== Records to use ==

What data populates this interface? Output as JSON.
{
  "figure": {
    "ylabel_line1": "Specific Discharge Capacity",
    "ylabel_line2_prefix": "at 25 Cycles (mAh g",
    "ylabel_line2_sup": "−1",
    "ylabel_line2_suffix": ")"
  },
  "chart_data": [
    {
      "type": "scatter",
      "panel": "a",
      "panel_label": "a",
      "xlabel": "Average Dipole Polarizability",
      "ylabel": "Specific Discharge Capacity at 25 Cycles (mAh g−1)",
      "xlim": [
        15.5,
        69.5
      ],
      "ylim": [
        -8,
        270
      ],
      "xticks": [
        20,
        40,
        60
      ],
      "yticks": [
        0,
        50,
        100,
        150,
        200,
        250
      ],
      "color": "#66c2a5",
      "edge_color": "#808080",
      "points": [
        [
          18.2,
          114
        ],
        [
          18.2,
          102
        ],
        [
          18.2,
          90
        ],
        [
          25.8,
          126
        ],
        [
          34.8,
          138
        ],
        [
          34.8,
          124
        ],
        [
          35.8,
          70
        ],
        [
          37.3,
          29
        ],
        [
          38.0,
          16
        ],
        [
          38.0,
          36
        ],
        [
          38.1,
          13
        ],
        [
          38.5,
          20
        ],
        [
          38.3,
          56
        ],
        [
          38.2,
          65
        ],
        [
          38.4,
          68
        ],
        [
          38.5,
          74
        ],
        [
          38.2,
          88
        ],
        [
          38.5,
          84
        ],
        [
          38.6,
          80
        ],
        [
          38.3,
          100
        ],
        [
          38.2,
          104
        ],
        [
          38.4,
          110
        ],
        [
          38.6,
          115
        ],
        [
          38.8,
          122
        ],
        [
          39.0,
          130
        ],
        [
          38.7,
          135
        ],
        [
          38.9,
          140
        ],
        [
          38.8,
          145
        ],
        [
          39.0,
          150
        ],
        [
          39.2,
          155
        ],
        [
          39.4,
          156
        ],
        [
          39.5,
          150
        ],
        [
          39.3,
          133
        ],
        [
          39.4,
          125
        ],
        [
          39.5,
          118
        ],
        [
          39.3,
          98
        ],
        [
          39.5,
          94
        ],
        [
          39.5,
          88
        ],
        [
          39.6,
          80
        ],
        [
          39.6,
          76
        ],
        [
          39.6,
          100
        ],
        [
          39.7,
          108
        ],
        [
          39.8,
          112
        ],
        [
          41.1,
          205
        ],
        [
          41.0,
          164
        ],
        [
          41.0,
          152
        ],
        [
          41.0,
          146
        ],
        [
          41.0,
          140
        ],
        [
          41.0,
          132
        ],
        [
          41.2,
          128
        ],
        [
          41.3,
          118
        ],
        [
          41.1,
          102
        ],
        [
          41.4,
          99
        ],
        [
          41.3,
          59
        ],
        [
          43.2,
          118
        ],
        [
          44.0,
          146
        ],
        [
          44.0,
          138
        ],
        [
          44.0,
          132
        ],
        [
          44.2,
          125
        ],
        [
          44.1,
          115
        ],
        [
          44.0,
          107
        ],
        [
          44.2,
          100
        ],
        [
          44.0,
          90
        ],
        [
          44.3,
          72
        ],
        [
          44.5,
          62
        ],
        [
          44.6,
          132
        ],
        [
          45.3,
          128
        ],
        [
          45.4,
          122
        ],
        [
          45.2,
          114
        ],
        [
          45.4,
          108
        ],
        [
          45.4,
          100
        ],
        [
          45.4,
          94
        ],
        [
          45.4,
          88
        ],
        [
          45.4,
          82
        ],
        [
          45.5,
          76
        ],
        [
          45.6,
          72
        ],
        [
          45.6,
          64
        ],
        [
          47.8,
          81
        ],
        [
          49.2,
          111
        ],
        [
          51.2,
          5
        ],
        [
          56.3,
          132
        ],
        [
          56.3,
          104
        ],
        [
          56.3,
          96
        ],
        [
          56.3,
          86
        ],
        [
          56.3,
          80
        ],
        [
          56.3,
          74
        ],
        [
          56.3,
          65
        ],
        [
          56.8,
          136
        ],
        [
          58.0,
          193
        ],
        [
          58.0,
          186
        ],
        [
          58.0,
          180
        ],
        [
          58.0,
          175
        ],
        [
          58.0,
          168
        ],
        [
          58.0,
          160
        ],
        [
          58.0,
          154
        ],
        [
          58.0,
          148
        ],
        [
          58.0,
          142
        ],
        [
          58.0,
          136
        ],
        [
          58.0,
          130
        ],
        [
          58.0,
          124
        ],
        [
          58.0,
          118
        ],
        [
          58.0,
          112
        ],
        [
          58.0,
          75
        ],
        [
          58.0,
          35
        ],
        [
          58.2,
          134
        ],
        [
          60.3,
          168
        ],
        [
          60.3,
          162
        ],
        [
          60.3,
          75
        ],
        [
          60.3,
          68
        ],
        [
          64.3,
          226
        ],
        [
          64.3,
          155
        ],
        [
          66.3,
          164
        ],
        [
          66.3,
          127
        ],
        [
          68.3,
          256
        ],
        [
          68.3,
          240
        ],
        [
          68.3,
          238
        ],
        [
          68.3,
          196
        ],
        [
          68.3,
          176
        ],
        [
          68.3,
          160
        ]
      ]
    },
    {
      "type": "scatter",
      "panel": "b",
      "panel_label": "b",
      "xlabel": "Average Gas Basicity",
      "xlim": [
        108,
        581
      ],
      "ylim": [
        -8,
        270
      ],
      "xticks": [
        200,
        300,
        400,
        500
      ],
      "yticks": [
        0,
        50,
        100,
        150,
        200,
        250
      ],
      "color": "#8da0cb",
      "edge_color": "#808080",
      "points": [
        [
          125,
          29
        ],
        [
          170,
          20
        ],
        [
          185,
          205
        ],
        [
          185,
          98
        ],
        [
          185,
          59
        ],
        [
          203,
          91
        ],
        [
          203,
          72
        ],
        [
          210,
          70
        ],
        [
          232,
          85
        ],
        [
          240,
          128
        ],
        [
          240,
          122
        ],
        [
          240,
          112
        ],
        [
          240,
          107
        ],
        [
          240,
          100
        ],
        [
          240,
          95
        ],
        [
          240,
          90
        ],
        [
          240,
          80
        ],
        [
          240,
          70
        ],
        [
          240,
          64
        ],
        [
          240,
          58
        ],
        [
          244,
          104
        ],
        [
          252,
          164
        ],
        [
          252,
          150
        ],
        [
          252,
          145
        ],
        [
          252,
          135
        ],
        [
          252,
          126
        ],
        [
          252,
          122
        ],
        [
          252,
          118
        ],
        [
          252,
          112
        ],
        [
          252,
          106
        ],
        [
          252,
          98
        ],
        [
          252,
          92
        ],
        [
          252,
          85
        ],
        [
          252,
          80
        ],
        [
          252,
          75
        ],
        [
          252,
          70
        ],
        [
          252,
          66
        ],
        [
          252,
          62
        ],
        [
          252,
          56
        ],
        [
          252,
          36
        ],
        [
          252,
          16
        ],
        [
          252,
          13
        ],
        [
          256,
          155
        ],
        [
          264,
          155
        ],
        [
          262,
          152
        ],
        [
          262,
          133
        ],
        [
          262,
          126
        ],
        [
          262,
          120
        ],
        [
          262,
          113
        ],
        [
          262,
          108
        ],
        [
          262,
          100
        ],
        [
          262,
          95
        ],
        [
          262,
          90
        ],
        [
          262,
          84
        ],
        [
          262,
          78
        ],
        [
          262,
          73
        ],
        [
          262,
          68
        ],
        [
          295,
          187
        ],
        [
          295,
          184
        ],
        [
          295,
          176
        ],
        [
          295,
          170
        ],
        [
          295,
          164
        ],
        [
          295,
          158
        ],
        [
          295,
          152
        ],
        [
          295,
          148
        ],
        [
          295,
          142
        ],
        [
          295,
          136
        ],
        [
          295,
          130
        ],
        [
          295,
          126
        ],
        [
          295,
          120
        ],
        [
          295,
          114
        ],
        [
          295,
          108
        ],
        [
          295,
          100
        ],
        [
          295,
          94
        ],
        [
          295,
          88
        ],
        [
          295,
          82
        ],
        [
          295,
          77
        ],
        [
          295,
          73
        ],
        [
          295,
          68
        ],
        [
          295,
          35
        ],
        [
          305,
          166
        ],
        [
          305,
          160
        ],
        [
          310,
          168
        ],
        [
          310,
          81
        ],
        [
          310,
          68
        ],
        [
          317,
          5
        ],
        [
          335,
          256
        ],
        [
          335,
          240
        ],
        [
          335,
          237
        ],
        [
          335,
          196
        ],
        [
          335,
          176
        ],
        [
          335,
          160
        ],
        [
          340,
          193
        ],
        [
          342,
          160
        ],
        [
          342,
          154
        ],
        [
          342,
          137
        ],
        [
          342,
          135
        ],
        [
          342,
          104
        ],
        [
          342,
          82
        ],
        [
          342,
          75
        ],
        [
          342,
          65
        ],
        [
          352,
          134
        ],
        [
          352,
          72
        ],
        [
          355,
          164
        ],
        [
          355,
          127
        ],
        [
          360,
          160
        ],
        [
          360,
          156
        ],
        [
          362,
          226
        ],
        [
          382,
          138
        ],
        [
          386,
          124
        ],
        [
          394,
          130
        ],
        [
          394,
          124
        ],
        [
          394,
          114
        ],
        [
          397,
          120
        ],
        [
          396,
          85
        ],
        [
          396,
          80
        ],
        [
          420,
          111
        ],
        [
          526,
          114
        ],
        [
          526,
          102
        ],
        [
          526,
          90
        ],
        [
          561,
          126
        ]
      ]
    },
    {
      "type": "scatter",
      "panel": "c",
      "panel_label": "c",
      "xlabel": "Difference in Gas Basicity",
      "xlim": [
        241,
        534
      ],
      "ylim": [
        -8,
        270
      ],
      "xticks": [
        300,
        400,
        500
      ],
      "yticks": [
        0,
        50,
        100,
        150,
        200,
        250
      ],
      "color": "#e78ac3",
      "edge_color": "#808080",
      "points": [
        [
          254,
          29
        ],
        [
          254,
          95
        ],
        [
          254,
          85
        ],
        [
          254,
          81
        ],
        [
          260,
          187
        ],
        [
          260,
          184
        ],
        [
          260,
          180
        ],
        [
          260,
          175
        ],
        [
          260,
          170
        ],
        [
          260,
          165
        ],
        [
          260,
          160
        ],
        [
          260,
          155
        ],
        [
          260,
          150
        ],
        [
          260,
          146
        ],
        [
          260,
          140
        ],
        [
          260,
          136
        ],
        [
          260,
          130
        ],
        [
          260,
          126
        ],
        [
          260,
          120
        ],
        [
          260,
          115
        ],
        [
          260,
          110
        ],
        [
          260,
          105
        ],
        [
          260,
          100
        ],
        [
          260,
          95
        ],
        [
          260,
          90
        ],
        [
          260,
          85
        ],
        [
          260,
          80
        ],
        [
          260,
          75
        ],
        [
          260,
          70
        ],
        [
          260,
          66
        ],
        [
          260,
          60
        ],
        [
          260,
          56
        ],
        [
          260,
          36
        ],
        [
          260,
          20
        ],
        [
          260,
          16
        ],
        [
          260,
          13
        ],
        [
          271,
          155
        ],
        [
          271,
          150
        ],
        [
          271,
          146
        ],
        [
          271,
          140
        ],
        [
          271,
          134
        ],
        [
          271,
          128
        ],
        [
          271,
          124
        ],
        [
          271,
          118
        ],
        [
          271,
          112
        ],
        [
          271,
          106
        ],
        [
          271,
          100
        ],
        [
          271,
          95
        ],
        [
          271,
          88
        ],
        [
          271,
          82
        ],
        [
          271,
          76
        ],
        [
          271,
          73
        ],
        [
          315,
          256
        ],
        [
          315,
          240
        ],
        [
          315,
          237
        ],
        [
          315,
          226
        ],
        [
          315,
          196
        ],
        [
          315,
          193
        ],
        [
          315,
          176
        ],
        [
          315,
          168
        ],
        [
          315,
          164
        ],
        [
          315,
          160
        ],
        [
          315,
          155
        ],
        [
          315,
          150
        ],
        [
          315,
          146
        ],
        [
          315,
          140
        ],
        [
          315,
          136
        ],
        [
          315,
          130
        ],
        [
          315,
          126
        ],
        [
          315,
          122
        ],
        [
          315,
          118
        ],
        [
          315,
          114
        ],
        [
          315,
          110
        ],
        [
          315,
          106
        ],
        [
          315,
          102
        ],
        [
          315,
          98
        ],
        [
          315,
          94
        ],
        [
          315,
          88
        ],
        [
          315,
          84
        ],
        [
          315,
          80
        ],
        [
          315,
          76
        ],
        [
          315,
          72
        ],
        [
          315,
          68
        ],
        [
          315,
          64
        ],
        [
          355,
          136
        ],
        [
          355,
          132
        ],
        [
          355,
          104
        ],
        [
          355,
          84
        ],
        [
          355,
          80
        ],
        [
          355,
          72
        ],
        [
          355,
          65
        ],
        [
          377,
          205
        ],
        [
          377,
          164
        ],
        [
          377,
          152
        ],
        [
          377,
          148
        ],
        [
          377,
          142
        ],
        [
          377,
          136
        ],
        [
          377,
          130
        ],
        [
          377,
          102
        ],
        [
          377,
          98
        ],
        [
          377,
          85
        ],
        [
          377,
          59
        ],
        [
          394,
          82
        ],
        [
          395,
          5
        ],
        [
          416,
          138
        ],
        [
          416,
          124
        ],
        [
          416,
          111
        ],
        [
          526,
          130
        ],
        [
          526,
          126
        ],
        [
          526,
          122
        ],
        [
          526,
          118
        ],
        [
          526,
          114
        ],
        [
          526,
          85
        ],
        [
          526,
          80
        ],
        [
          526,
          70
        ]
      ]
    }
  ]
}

===
== Records to use ==

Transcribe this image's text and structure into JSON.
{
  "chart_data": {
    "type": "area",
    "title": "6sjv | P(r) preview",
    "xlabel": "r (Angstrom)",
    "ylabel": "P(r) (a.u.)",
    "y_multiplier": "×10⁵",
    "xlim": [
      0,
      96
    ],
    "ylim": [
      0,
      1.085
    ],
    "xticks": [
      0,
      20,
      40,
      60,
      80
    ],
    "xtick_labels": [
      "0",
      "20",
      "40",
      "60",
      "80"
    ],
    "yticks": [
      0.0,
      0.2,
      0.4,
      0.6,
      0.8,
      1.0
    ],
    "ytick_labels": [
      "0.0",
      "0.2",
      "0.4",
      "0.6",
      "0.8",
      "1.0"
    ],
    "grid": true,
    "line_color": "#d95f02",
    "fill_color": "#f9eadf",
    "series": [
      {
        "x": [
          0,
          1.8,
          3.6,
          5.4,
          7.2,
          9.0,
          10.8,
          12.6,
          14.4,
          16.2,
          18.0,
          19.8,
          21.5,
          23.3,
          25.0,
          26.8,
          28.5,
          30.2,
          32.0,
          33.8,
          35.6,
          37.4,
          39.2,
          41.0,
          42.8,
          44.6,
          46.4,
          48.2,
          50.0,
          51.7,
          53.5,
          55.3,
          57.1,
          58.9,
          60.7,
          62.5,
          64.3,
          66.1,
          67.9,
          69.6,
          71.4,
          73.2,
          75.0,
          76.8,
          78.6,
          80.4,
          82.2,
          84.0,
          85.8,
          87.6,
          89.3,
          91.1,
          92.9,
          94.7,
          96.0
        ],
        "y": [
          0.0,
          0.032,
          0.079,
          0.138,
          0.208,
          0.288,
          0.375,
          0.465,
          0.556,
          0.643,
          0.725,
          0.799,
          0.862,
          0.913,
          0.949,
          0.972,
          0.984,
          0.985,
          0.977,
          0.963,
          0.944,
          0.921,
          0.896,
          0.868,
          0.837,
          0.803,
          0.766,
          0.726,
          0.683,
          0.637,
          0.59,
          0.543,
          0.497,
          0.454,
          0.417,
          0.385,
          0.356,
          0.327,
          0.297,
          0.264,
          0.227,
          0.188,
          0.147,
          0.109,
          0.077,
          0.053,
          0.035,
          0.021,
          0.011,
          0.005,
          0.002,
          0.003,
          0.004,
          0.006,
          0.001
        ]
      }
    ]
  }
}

===
== Records to use ==

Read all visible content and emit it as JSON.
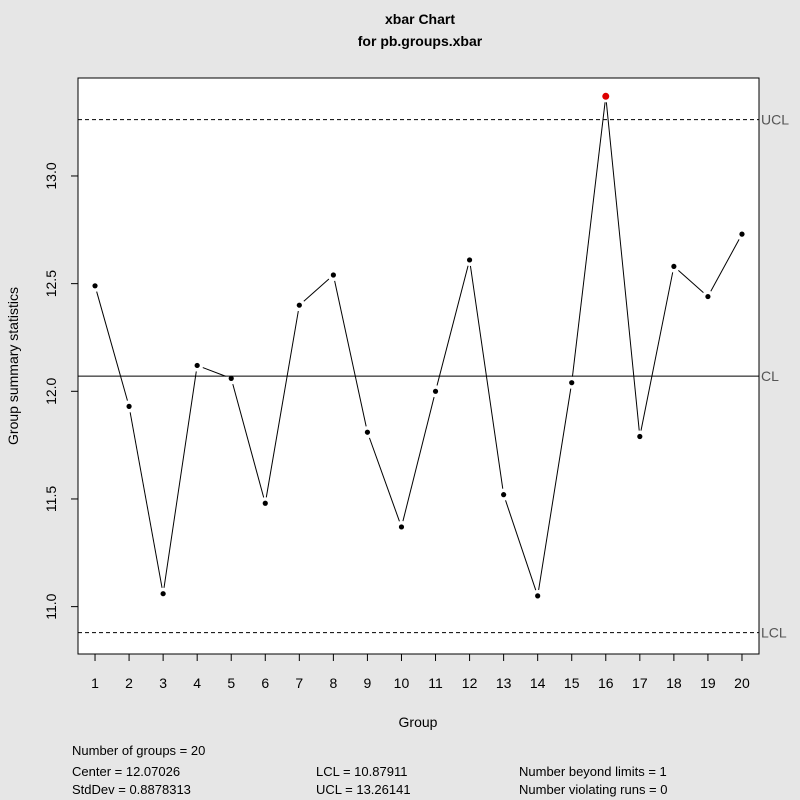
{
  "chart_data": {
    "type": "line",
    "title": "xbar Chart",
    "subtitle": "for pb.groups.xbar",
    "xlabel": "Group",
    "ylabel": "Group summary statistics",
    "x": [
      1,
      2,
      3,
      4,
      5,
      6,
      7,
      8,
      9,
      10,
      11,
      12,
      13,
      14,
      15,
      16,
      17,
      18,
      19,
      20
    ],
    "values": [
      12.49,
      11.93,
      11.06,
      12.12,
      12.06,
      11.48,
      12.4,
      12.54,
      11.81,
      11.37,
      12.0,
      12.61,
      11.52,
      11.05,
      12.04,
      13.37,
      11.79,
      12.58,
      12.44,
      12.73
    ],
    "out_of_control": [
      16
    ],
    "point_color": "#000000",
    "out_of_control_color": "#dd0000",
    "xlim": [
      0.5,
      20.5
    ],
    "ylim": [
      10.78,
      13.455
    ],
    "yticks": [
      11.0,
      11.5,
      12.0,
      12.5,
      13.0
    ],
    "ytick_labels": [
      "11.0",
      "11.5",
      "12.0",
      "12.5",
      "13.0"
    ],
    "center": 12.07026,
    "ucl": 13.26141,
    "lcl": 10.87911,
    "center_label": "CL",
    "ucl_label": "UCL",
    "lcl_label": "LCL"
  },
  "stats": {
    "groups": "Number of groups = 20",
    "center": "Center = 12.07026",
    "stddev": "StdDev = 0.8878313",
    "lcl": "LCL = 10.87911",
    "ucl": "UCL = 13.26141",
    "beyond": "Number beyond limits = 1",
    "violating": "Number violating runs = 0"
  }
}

===

*Brief*: Reply with the number of lines in the material above that contain "JSON", and nothing more.

*Answer to the task*: 3